### Instruction
Only the lines from the one with "Extract the structured" onward are wanted, through the last line of the entries, set down exactly.

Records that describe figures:
— START —

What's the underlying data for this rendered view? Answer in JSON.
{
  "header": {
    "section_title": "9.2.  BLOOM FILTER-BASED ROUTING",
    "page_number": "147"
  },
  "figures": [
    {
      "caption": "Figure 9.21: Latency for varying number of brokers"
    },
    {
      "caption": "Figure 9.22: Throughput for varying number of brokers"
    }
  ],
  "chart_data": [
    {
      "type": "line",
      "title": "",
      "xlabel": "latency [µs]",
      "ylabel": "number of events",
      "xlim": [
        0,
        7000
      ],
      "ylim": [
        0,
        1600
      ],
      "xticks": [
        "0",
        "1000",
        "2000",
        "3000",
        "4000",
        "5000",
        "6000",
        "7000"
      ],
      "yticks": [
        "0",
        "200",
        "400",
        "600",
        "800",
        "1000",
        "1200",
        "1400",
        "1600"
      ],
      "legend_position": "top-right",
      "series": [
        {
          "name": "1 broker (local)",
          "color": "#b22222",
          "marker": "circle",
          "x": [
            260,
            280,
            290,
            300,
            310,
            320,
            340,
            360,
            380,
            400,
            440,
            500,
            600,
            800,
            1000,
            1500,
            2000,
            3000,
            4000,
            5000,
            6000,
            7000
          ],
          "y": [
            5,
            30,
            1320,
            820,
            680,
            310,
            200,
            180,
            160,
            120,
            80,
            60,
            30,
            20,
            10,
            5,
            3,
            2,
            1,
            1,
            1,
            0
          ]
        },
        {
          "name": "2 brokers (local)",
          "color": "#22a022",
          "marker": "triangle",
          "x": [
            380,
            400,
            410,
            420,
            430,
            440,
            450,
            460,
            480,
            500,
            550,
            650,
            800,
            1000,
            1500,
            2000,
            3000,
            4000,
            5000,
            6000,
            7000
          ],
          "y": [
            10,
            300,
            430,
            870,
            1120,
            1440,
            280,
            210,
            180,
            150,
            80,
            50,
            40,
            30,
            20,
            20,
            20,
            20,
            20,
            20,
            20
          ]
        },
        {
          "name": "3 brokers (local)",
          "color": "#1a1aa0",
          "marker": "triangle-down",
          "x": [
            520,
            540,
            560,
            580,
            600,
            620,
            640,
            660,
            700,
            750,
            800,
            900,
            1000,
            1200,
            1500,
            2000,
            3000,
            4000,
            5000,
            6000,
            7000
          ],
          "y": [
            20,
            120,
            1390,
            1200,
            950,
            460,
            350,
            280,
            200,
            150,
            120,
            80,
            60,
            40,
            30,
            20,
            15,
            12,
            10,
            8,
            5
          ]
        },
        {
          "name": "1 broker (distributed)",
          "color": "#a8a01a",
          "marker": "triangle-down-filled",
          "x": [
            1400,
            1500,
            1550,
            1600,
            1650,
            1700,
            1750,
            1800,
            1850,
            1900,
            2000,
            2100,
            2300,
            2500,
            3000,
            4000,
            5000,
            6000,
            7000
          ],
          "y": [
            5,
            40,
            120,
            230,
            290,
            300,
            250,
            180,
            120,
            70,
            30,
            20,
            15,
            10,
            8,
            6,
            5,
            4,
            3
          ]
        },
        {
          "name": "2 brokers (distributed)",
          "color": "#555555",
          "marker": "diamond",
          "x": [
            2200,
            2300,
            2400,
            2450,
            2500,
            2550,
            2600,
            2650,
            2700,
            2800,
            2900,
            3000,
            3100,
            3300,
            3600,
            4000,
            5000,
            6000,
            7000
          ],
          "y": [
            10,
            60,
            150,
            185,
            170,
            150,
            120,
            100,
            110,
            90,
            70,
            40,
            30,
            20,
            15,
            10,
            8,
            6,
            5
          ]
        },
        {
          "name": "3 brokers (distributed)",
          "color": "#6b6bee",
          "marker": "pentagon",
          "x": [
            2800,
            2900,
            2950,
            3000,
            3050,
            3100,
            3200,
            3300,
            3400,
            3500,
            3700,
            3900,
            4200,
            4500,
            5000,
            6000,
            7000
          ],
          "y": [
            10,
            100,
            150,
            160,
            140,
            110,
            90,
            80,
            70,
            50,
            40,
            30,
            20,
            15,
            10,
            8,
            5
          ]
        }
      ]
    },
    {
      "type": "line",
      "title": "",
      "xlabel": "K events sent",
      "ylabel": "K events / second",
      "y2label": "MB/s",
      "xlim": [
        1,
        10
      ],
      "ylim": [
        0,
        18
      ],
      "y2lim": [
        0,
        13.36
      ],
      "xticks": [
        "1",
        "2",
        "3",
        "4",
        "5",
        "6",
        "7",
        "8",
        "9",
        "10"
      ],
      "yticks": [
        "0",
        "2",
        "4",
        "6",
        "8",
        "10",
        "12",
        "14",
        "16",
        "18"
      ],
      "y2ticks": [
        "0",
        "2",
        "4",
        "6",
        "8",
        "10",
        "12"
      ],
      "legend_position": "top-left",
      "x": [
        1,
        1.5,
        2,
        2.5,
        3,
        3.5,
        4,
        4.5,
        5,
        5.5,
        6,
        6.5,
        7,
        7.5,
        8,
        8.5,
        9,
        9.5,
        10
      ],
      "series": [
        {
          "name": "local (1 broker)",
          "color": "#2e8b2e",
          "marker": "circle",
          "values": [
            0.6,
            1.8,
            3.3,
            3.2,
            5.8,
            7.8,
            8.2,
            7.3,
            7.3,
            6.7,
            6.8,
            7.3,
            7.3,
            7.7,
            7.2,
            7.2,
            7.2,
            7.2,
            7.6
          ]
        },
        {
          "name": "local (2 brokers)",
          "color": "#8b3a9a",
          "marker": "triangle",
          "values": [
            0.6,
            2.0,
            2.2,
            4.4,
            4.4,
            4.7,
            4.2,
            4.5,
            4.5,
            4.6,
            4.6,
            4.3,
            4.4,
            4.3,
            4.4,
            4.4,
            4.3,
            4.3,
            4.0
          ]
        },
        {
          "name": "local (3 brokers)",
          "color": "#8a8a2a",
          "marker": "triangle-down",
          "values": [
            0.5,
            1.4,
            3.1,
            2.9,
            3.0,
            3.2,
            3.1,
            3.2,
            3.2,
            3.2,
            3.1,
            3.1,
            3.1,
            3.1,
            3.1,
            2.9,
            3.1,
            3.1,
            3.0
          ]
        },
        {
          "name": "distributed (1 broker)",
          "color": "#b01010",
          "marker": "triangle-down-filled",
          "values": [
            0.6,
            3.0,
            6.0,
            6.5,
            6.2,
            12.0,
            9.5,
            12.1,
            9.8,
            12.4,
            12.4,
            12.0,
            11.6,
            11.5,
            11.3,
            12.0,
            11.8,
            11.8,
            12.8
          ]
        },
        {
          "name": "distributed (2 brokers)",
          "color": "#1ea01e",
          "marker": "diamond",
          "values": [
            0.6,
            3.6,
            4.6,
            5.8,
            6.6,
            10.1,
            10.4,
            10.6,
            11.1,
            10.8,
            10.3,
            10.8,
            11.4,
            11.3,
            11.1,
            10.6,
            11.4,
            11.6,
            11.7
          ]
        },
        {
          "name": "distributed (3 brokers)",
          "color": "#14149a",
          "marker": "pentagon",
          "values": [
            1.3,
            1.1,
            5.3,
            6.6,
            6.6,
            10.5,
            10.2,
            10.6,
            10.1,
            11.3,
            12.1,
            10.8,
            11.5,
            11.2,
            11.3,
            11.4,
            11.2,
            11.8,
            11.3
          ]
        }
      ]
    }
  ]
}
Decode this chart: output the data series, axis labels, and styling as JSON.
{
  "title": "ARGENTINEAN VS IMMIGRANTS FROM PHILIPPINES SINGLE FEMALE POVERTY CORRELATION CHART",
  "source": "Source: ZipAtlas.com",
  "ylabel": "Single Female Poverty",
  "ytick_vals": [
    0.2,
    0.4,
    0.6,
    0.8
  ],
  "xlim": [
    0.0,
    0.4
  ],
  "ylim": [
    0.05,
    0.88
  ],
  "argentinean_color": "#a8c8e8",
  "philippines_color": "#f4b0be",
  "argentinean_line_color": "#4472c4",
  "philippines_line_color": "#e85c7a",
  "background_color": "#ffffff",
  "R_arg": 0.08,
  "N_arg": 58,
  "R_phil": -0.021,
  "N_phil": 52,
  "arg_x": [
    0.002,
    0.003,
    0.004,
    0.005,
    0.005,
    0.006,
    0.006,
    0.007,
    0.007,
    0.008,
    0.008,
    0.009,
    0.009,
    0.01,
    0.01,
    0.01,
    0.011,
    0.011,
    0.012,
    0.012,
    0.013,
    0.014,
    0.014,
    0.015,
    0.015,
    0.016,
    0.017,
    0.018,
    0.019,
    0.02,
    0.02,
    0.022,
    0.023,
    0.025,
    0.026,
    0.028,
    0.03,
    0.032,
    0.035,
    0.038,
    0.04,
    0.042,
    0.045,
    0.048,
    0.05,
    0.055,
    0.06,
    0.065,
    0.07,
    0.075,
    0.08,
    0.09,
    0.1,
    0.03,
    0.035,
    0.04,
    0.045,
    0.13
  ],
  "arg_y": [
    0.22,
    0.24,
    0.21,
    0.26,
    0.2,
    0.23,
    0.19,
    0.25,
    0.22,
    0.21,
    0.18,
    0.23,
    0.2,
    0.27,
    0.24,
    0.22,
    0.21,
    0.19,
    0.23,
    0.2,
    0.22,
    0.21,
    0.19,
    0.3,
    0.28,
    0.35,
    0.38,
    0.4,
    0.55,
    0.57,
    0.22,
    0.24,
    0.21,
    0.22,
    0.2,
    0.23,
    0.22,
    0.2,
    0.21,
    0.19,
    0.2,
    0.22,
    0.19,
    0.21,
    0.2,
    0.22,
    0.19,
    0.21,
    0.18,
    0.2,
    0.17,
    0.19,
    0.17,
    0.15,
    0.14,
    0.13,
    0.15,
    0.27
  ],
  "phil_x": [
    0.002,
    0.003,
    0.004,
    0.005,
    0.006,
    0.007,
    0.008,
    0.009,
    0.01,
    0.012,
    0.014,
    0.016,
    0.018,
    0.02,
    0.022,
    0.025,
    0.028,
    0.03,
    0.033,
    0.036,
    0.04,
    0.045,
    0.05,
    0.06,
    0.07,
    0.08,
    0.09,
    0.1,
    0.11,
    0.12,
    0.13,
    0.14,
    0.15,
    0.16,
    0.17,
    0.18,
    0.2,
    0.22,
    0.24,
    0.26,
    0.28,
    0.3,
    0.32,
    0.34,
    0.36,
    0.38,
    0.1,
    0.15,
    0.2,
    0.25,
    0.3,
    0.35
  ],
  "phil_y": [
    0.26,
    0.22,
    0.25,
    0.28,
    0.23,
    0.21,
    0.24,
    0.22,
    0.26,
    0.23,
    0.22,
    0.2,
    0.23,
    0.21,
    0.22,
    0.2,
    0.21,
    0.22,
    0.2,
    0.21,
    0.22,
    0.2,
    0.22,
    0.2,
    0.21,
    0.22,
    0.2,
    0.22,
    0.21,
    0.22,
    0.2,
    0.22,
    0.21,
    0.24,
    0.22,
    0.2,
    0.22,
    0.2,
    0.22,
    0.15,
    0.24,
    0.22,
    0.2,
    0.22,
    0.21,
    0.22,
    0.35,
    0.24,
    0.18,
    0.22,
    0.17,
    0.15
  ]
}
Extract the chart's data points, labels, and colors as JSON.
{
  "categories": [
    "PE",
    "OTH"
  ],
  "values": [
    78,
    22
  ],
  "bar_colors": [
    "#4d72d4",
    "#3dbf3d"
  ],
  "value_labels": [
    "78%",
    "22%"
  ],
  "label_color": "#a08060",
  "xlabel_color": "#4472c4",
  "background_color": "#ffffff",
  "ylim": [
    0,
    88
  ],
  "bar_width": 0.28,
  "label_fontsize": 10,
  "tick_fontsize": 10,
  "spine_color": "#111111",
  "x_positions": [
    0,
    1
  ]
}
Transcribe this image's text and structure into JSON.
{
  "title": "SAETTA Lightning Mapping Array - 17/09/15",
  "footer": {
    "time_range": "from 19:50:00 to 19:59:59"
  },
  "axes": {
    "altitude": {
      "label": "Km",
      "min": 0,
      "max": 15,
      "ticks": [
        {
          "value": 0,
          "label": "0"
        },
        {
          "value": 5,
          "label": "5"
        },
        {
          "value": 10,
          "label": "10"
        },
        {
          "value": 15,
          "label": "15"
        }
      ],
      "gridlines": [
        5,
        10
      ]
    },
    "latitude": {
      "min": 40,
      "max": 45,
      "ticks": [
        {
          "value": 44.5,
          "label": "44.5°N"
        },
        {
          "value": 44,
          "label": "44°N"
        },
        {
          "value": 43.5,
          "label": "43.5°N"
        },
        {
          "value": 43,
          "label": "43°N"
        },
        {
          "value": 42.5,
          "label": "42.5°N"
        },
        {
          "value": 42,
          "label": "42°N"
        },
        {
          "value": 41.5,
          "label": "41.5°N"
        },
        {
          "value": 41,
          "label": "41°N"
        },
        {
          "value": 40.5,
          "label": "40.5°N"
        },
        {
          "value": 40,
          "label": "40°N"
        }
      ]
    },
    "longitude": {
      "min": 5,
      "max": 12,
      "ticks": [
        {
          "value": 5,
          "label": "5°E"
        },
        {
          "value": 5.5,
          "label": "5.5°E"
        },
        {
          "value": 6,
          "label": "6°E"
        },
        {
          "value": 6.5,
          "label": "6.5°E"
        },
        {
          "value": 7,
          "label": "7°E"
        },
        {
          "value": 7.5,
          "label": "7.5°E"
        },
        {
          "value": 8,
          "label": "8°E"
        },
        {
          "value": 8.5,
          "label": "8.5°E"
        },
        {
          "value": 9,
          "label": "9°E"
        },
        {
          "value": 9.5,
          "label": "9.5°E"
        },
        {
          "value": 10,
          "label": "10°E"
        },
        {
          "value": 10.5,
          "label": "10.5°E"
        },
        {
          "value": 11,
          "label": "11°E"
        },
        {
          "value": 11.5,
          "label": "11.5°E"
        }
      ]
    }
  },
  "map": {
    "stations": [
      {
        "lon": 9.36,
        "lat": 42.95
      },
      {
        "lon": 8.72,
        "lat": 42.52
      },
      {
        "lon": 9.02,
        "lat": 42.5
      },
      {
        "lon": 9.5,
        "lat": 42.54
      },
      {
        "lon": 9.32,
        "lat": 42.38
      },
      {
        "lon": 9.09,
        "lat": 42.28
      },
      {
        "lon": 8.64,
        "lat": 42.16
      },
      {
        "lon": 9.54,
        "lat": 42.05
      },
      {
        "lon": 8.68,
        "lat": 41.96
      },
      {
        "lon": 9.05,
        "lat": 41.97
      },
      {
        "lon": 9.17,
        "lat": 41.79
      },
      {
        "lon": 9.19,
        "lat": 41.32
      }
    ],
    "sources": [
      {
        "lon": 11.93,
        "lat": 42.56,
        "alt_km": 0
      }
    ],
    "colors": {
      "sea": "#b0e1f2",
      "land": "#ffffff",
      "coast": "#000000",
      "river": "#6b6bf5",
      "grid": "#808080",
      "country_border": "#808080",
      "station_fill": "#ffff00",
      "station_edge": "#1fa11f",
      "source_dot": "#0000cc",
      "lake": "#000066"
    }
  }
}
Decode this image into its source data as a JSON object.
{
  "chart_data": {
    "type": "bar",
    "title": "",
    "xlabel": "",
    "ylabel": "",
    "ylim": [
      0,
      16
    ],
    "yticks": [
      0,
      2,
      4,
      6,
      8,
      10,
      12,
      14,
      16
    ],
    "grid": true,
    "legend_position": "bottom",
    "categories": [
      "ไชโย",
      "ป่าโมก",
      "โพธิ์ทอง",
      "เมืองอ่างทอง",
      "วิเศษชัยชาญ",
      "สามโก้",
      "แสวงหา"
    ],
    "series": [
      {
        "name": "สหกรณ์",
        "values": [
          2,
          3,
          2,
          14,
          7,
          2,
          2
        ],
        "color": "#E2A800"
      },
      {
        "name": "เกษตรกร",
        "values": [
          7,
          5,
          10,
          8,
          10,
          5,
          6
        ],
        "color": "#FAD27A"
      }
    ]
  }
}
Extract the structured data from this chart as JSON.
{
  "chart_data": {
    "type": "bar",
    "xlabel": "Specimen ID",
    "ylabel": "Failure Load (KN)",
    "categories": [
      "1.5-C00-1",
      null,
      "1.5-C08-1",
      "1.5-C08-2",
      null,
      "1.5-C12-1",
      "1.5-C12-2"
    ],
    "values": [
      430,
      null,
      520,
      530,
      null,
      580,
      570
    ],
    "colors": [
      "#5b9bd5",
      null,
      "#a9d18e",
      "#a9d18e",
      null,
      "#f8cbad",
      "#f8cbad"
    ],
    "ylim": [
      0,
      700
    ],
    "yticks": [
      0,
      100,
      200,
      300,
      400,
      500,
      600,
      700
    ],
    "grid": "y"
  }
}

— END —

### Task answer
Extract the structured data from this chart as JSON.
{
  "chart_data": {
    "type": "bar",
    "xlabel": "Specimen ID",
    "ylabel": "Failure Load (KN)",
    "categories": [
      "1.5-C00-1",
      null,
      "1.5-C08-1",
      "1.5-C08-2",
      null,
      "1.5-C12-1",
      "1.5-C12-2"
    ],
    "values": [
      430,
      null,
      520,
      530,
      null,
      580,
      570
    ],
    "colors": [
      "#5b9bd5",
      null,
      "#a9d18e",
      "#a9d18e",
      null,
      "#f8cbad",
      "#f8cbad"
    ],
    "ylim": [
      0,
      700
    ],
    "yticks": [
      0,
      100,
      200,
      300,
      400,
      500,
      600,
      700
    ],
    "grid": "y"
  }
}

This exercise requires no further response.